### SUPPLIED TEXT
● ● ● ● ● ● ●

# Returning to the forum ;)



## Audifin (Jan 1, 2004)

Hello!

After almost 3 years since I sold my 2003 TTCQ 225hp I'm back in business with an "early model" 1999 TTCQ 225hp. Its again silver with black leather. The only modification is a BSR (Sweden) mapping to an acclaimed 269hp. Its had the ESP retrofitted but without installation of the rear spoiler. Its only been used as a summer car and has currently covered 75kkm's, little less than 47k miles.

In between we've had a few Porsches, a '97 Boxster, a '78 928, a 964 Carrera 4, a Cayenne V6 manual and then back to Audi with an A4 Avant 2.0 TFSI Quattro... Now we have an '05 Mini CooperS and the TTC as our family wagon 

A couple of questions I would have in mind. First one is whether it makes sense to install H&R lowering springs with the original shocks that are already 9 years old? What would be the most cost effective shock+spring set (prefereably not adjustable)? My TTC currently has to my liking rather hideous 18" A8 replica wheels with some extremely hard and crappy Asian allweather tyres (Diamondback) 225/40/18. Luckily the car was delivered with the original 17" TT wheels which I'm going to put on the car with Conti SCC3's. What is the recommendations for spacer width with modest lowering and standard 17" wheels? What would be the most cost effective brand of spacers? For studded winter tyres I'm thinking of going with 16" wheels with 205/55/16 tyres rather than with a 17" set...


----------



## Wallsendmag (Feb 12, 2004)

Welcome back


----------



## YELLOW_TT (Feb 25, 2004)

Welcome they all come back in the end  You will know all about the TTOC www.ttoc.co.uk


----------



## trev (Aug 5, 2005)

Hi and welcome back


----------

● ● ● ● ● ● ●

### EXERCISE TASK 1
Answer these questions about the forum thread:
(a) What model year was the TT that the first poster sold almost three years earlier?
(b) What size are the Diamondback tyres on the 18" replica wheels?
(c) Which website does YELLOW_TT mention?
The forum thread and the entries below it have no connection to each other.

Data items
● ● ● ● ● ● ●

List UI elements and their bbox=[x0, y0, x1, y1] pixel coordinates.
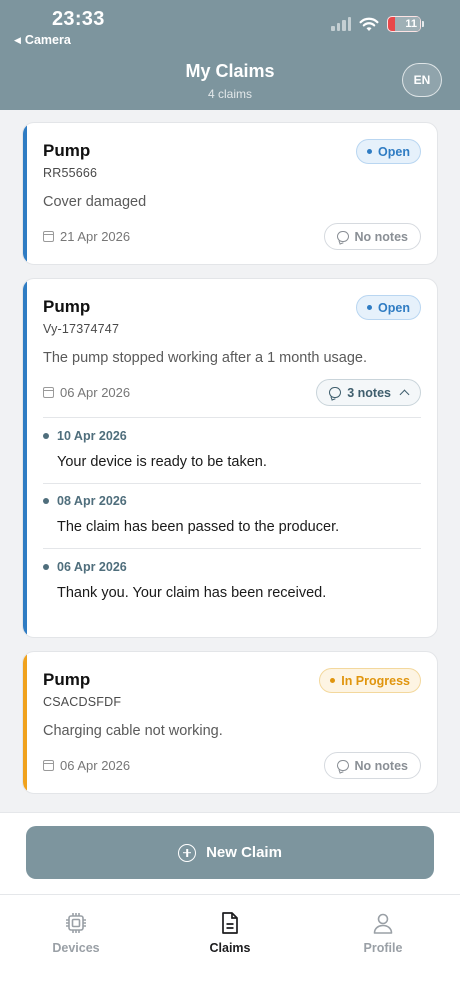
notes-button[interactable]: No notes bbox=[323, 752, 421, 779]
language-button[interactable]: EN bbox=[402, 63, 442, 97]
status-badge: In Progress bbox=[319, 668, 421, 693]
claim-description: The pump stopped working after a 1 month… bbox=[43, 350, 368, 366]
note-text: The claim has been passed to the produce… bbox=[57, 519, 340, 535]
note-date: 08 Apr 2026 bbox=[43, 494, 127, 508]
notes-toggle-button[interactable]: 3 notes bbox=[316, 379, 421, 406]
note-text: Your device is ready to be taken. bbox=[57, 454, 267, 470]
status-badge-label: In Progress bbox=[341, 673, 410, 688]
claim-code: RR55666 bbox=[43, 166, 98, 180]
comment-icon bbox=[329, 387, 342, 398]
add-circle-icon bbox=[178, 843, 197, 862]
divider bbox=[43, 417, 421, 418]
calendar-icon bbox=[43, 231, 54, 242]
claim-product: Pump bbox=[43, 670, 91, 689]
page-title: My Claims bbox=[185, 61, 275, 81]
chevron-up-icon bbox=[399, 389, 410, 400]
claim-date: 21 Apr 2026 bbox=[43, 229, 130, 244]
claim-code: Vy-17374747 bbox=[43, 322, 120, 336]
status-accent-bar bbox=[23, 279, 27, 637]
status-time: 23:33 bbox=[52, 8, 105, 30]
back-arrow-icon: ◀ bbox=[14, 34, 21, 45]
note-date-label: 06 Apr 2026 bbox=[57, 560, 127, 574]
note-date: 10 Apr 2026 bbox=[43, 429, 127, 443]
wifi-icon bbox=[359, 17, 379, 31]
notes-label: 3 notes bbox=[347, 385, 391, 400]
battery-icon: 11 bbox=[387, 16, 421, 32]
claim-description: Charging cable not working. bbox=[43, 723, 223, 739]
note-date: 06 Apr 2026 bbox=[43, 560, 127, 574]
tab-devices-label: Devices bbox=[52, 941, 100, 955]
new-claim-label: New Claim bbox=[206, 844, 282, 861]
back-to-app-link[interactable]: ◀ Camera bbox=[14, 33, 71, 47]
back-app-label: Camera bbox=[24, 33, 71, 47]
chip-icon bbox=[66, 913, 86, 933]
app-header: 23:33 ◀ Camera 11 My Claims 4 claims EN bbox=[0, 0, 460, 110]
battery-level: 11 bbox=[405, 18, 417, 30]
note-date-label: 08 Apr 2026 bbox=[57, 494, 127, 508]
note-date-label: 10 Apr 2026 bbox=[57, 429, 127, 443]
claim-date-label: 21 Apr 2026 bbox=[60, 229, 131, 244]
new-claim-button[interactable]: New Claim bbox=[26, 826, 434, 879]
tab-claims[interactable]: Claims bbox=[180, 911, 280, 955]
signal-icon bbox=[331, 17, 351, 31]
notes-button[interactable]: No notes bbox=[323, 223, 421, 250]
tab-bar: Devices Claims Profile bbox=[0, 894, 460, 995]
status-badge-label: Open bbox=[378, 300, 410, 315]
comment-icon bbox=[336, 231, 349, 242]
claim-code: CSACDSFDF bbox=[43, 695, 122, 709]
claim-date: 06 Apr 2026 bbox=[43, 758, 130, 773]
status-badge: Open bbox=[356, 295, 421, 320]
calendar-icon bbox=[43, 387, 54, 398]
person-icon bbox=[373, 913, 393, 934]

● ● ● ● ● ● ●

### EXERCISE TASK 2
From the entries, reproduce the lines beginning with the one containing "notes-button[interactable]: No notes bbox=[323, 752, 421, 779]" and continuing through the one containing "status-badge-label: In Progress", including both of those lines.

### TASK RESULT 1
(a) 2003
(b) 225/40/18
(c) www.ttoc.co.uk

### TASK RESULT 2
notes-button[interactable]: No notes bbox=[323, 752, 421, 779]
language-button[interactable]: EN bbox=[402, 63, 442, 97]
status-badge: In Progress bbox=[319, 668, 421, 693]
claim-description: The pump stopped working after a 1 month… bbox=[43, 350, 368, 366]
note-text: The claim has been passed to the produce… bbox=[57, 519, 340, 535]
note-date: 08 Apr 2026 bbox=[43, 494, 127, 508]
notes-toggle-button[interactable]: 3 notes bbox=[316, 379, 421, 406]
note-text: Your device is ready to be taken. bbox=[57, 454, 267, 470]
status-badge-label: In Progress bbox=[341, 673, 410, 688]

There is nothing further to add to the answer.